• _Your instructions_:
Using the listing below, extract each line that has the word "right" in it.

• _Listed entries_:
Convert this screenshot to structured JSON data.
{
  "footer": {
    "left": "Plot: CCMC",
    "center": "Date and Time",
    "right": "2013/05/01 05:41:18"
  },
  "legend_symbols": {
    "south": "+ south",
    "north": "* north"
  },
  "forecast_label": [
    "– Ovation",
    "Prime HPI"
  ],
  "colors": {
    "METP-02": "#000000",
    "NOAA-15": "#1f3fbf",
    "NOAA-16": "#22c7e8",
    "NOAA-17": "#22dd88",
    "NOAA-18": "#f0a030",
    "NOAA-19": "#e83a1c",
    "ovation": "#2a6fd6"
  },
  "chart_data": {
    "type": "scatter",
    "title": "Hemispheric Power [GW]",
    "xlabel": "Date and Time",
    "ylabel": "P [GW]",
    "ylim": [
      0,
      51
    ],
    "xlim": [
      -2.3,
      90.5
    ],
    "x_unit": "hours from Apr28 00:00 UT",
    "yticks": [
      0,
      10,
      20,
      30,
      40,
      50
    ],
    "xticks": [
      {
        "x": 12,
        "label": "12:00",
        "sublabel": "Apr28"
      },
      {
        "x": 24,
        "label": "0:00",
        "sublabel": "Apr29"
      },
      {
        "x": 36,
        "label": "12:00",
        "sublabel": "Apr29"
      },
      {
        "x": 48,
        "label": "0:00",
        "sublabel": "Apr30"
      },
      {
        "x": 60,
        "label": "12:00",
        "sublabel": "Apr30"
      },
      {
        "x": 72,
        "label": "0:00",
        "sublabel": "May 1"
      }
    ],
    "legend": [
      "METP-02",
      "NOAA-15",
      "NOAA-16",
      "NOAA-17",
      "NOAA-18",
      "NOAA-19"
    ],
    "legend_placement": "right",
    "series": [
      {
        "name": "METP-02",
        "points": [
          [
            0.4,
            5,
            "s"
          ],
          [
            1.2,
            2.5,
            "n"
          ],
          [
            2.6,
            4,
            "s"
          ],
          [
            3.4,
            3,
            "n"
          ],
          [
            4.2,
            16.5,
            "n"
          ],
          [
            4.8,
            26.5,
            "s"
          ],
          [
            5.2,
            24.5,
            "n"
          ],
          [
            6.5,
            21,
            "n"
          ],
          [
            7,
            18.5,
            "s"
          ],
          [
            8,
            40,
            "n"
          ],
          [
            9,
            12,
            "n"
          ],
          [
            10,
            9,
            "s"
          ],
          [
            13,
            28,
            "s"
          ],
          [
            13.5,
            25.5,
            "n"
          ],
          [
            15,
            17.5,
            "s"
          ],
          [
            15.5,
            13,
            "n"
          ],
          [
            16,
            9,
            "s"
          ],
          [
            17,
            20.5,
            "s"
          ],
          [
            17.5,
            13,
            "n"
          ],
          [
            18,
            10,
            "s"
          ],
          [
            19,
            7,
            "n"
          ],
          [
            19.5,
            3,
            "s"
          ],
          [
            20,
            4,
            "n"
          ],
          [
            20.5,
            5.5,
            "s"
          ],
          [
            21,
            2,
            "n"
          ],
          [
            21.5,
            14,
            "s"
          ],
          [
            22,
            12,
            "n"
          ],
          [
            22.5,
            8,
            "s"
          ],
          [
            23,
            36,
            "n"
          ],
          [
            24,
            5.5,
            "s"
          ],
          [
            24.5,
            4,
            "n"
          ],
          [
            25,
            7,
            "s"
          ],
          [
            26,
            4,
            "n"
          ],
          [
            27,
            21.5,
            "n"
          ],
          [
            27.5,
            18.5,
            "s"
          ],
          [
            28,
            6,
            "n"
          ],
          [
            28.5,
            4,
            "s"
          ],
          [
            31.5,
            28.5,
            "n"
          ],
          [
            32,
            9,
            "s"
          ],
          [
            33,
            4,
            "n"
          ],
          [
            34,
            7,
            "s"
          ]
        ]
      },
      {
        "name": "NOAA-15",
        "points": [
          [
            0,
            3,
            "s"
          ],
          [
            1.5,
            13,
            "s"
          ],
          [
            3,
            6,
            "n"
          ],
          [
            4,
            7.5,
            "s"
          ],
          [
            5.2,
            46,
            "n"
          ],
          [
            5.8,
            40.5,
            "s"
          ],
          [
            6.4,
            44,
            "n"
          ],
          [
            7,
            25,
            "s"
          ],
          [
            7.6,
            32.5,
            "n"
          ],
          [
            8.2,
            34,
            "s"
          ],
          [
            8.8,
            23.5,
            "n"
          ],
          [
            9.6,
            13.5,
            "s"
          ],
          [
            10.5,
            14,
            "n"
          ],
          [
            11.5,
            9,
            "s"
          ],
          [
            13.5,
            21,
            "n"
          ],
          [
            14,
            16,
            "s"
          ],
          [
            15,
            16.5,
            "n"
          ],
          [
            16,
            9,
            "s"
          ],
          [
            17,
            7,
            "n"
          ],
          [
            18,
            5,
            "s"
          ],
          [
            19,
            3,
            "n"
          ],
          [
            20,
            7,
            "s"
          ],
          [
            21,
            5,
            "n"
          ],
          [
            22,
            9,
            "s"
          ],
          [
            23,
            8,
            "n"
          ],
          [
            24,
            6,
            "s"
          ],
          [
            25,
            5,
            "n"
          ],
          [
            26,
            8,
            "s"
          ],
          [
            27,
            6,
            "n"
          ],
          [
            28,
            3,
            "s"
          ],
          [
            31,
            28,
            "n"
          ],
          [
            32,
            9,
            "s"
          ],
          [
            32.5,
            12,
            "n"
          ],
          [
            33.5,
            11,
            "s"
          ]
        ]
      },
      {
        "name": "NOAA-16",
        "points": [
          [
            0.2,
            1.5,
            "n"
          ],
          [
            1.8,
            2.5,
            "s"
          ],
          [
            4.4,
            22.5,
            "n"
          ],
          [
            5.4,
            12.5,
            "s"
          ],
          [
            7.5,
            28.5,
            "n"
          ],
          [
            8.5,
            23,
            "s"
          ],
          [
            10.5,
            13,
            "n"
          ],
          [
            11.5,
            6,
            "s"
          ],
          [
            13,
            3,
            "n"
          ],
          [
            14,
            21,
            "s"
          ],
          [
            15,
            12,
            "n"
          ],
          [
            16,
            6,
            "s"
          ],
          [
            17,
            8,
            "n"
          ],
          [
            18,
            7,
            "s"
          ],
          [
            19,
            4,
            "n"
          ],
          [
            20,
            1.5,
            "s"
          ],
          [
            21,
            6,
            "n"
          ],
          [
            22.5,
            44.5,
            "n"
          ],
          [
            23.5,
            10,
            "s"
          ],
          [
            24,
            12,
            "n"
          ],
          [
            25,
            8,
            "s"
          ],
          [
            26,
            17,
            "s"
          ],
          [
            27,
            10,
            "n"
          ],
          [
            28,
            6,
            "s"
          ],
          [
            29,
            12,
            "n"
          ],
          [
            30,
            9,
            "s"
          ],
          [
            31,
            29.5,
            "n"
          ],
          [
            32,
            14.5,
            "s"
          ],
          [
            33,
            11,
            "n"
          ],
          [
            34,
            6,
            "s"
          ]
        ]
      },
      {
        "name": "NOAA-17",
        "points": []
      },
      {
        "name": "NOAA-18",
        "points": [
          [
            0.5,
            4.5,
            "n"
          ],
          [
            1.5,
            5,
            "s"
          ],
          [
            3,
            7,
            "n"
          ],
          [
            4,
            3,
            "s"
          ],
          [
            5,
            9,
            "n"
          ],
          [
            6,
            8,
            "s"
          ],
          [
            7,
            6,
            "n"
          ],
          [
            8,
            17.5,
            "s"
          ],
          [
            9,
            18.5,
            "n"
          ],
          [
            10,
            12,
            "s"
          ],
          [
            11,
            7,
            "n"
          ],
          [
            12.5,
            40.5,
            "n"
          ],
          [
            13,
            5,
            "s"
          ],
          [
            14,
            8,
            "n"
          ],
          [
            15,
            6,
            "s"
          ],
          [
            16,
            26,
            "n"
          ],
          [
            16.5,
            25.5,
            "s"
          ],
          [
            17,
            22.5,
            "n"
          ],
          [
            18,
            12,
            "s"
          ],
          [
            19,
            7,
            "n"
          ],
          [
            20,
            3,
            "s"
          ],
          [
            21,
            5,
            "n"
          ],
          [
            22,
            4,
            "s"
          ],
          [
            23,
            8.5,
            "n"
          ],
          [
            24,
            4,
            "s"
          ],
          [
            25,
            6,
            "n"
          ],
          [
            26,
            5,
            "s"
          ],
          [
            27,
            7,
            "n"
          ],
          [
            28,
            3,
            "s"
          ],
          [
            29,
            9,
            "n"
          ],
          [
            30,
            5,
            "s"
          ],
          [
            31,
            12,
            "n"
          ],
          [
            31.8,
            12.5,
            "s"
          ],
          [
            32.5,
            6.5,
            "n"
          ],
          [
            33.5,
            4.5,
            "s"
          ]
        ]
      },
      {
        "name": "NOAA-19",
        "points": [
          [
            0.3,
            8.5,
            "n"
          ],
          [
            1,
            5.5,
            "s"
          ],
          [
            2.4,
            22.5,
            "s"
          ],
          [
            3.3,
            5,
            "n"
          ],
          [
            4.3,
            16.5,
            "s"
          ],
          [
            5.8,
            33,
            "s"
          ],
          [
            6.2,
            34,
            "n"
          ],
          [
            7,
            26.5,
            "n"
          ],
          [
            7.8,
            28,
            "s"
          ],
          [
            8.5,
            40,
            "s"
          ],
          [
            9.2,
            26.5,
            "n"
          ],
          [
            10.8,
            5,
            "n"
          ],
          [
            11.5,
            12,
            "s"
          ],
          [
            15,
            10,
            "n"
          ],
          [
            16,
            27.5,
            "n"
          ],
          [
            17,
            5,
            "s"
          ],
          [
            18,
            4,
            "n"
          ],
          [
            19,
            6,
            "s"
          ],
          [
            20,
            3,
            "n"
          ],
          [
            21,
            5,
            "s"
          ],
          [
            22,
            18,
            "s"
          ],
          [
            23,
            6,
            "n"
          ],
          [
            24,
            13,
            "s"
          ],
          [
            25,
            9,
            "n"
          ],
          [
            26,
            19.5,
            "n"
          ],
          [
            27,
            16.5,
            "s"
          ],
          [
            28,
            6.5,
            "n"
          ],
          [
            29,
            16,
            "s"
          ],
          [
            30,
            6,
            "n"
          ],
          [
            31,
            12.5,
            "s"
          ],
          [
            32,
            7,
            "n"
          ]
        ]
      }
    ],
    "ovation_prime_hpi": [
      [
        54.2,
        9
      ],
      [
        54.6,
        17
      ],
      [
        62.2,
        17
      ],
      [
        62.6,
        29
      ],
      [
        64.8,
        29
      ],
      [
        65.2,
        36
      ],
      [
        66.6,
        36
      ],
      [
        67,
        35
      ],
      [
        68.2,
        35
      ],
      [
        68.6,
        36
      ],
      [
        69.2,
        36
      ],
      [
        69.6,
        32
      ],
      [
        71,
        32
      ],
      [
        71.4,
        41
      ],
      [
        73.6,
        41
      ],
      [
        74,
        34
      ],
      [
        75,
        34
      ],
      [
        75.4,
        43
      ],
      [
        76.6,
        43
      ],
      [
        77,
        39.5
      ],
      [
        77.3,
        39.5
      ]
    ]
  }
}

• _Correct output_:
    "right": "2013/05/01 05:41:18"
    "legend_placement": "right",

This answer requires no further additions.